(Extracted records)
────

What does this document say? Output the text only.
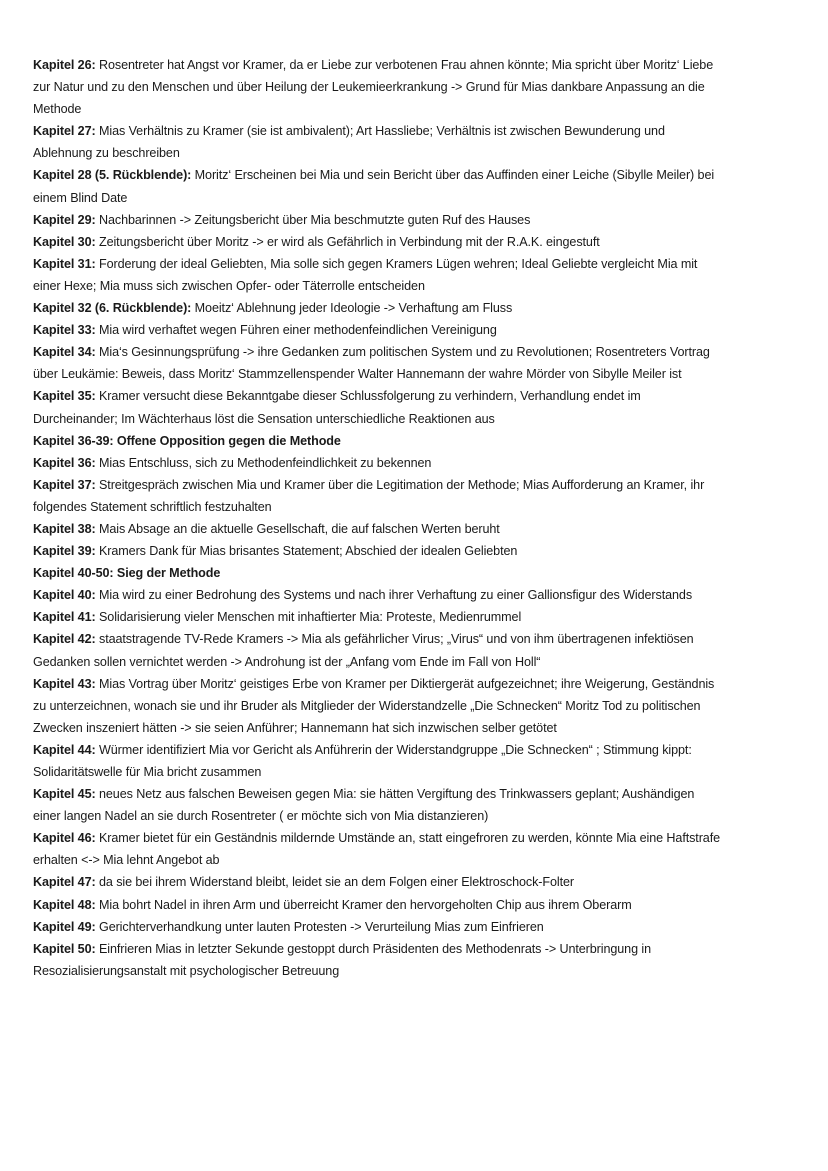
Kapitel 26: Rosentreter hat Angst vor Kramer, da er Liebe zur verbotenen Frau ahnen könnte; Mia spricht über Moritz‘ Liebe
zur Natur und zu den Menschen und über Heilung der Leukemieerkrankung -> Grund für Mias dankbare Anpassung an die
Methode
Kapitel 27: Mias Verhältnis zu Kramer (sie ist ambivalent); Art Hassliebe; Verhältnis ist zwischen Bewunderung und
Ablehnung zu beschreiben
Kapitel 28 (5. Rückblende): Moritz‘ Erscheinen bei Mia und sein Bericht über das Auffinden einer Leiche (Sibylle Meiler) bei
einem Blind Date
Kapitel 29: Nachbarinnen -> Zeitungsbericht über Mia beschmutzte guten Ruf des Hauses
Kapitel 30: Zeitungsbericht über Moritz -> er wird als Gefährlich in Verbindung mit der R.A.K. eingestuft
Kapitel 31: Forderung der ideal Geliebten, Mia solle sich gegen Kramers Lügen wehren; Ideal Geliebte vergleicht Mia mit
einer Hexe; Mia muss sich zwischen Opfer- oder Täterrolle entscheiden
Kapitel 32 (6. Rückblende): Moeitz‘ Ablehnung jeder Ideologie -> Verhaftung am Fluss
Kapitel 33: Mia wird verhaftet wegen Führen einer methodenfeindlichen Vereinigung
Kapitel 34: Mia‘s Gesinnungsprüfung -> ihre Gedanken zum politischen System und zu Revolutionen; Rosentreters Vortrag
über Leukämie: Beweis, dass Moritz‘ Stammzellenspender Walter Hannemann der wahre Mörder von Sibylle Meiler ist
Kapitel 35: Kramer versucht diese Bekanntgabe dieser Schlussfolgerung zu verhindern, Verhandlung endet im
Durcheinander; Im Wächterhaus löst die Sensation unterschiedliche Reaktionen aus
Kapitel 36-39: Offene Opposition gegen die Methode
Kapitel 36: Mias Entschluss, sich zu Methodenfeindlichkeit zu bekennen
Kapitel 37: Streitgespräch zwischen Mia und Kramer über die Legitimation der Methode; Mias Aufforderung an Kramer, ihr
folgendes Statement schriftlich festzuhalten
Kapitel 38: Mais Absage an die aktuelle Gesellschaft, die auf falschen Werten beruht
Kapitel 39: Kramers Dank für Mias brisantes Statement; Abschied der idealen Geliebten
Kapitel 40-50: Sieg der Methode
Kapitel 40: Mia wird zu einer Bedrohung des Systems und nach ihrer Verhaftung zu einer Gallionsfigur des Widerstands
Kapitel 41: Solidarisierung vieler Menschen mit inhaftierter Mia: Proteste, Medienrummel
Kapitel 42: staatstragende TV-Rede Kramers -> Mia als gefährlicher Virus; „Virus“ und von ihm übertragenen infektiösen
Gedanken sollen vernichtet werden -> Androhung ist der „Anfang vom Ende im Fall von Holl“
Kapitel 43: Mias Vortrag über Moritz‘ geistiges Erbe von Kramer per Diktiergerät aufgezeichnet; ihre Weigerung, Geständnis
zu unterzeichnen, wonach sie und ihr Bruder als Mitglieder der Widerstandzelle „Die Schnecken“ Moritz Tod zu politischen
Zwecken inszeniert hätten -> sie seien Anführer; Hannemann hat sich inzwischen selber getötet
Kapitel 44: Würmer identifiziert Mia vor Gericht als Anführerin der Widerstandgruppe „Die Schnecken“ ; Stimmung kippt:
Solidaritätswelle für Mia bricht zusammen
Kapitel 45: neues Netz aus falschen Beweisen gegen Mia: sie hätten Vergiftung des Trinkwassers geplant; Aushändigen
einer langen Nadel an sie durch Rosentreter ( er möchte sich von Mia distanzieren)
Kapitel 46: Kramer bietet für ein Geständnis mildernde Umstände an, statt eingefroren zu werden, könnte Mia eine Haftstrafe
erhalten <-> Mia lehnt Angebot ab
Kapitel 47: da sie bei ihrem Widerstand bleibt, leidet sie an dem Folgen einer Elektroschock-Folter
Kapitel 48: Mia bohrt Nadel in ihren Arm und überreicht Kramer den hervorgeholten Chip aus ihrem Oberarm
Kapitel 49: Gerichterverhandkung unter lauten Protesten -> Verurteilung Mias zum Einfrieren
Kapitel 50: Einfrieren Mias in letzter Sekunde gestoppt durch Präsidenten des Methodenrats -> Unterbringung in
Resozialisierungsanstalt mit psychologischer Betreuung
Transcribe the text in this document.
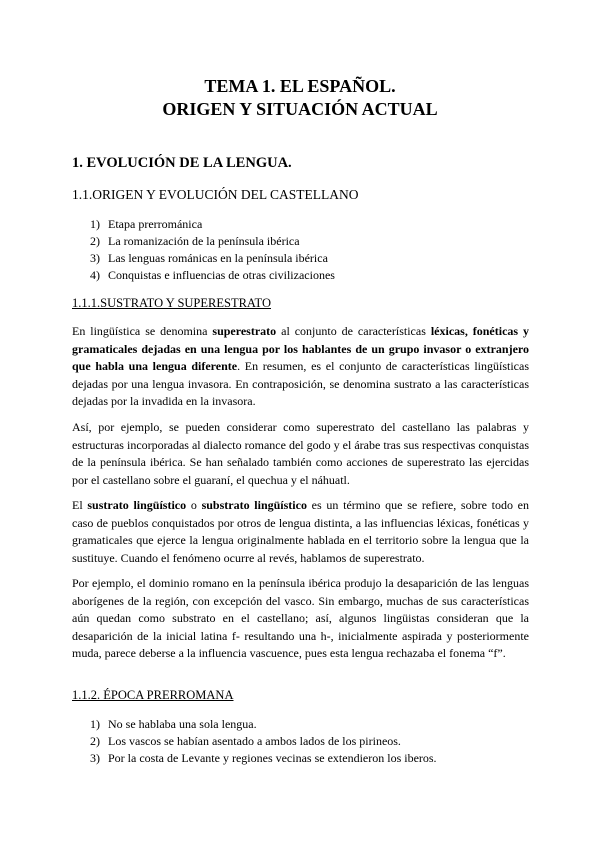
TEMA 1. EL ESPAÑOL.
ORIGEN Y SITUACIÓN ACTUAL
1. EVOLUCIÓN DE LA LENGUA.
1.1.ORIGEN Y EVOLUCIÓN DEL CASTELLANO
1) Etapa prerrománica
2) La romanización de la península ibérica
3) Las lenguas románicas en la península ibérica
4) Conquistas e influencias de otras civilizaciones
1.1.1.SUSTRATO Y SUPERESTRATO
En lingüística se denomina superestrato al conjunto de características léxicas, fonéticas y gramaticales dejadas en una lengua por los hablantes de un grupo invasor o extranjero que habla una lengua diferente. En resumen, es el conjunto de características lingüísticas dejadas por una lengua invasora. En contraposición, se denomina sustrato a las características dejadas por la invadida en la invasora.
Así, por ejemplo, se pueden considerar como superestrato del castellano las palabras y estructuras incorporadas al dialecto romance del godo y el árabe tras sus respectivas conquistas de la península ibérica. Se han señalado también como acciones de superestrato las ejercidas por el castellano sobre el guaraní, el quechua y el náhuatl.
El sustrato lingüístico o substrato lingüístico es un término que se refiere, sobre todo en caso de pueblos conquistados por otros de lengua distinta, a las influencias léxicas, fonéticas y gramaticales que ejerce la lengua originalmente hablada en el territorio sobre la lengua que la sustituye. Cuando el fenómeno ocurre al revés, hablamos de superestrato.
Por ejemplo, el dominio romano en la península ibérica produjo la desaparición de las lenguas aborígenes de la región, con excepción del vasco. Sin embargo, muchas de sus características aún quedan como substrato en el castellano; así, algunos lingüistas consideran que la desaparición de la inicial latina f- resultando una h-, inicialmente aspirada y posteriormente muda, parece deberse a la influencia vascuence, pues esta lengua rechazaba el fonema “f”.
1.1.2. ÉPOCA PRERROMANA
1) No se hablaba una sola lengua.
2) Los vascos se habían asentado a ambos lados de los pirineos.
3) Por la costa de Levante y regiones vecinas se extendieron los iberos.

────

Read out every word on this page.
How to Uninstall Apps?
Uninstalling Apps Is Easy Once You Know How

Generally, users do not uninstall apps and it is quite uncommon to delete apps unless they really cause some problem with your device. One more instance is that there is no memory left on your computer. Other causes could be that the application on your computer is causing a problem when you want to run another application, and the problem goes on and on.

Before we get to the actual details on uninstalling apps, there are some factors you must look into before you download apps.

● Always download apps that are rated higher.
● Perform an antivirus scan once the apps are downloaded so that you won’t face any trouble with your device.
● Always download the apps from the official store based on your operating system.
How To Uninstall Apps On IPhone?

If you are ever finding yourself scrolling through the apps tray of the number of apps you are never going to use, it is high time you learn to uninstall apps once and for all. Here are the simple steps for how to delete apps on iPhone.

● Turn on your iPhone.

────

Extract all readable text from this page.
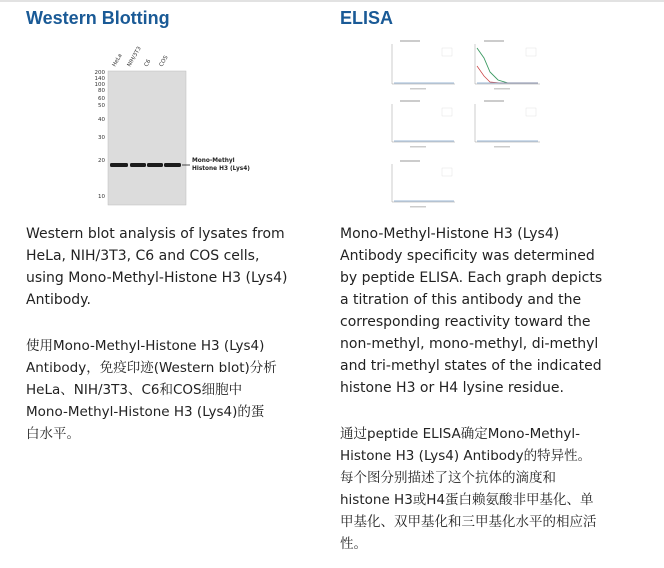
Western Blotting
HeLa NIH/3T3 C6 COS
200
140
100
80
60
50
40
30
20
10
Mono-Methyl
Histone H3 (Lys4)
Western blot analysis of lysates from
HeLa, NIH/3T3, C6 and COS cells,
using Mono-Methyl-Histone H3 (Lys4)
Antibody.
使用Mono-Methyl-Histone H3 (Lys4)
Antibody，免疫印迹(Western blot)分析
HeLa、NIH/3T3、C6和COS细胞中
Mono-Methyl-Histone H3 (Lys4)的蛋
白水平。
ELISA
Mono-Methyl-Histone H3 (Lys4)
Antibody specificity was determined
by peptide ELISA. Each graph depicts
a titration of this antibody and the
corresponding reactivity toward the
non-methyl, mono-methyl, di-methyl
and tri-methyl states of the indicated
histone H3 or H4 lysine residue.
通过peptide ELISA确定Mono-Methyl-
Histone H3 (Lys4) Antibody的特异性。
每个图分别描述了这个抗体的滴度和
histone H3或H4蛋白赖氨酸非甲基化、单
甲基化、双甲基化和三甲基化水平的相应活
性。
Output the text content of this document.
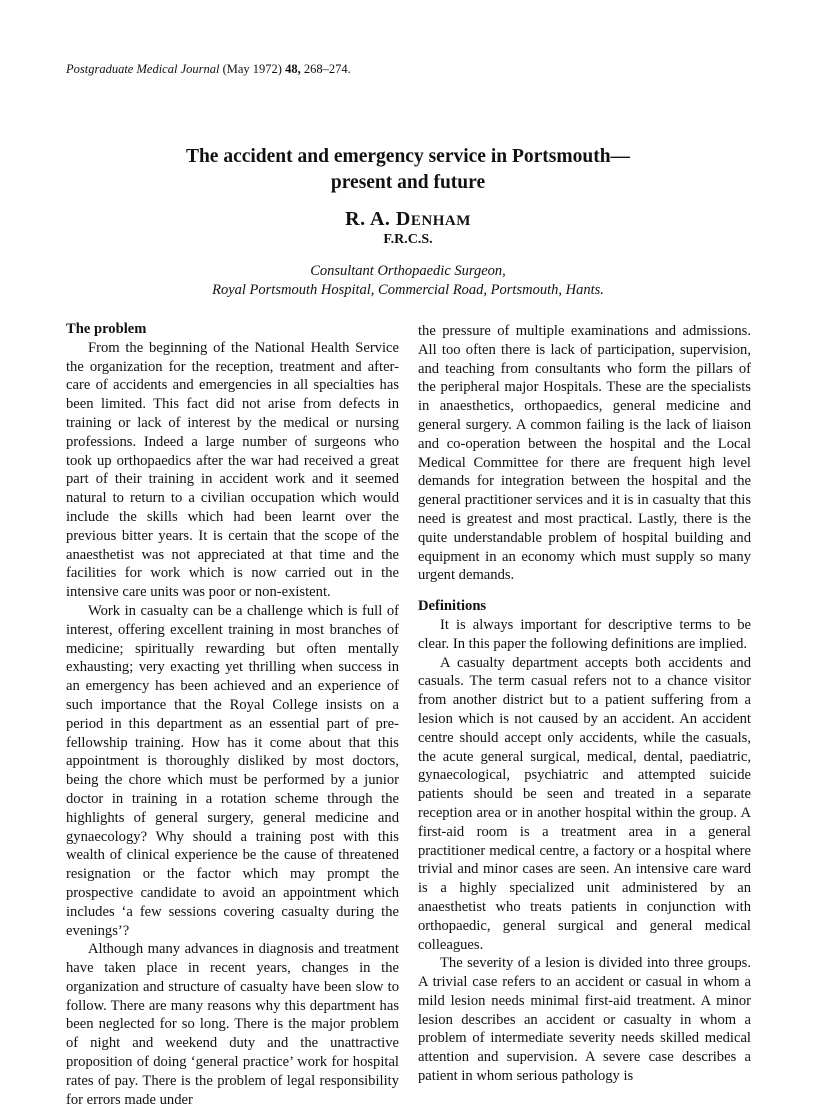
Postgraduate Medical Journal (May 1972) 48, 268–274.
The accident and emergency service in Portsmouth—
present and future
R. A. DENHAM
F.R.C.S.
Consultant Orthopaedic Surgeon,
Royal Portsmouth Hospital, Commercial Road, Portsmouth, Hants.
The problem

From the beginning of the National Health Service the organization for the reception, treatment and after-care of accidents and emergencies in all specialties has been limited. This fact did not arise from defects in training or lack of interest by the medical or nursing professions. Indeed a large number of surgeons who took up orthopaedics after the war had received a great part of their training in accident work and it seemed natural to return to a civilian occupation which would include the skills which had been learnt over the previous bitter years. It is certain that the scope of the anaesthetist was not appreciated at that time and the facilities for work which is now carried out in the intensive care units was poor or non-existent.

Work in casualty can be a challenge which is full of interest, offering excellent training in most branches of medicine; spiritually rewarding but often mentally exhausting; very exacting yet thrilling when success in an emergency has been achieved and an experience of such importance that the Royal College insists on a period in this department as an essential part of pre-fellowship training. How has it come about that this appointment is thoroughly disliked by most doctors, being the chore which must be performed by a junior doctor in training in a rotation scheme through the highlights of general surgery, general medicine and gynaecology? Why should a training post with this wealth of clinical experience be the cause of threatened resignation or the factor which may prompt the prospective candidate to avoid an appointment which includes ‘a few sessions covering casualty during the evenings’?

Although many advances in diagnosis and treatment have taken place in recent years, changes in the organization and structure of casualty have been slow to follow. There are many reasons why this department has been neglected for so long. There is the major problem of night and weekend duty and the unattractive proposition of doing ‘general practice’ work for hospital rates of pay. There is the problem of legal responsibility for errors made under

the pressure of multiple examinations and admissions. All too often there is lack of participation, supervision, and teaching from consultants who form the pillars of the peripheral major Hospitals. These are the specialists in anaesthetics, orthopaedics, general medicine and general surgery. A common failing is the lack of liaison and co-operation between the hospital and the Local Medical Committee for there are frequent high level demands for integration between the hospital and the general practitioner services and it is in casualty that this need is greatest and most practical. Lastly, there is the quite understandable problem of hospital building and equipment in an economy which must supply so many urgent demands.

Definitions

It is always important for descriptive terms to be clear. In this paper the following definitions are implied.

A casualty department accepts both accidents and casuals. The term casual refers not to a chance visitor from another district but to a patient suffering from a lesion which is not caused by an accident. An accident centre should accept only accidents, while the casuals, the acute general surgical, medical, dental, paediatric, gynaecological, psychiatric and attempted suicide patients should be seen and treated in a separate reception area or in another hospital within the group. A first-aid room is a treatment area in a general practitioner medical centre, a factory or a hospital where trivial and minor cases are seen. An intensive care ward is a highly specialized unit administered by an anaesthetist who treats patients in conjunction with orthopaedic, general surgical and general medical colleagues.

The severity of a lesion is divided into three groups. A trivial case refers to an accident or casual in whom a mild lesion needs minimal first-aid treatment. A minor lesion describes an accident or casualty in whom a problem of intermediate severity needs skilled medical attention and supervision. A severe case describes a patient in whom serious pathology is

────

Each line in the records above with "Meiler" must be returned.

Response to this task »
Kapitel 28 (5. Rückblende): Moritz‘ Erscheinen bei Mia und sein Bericht über das Auffinden einer Leiche (Sibylle Meiler) bei
über Leukämie: Beweis, dass Moritz‘ Stammzellenspender Walter Hannemann der wahre Mörder von Sibylle Meiler ist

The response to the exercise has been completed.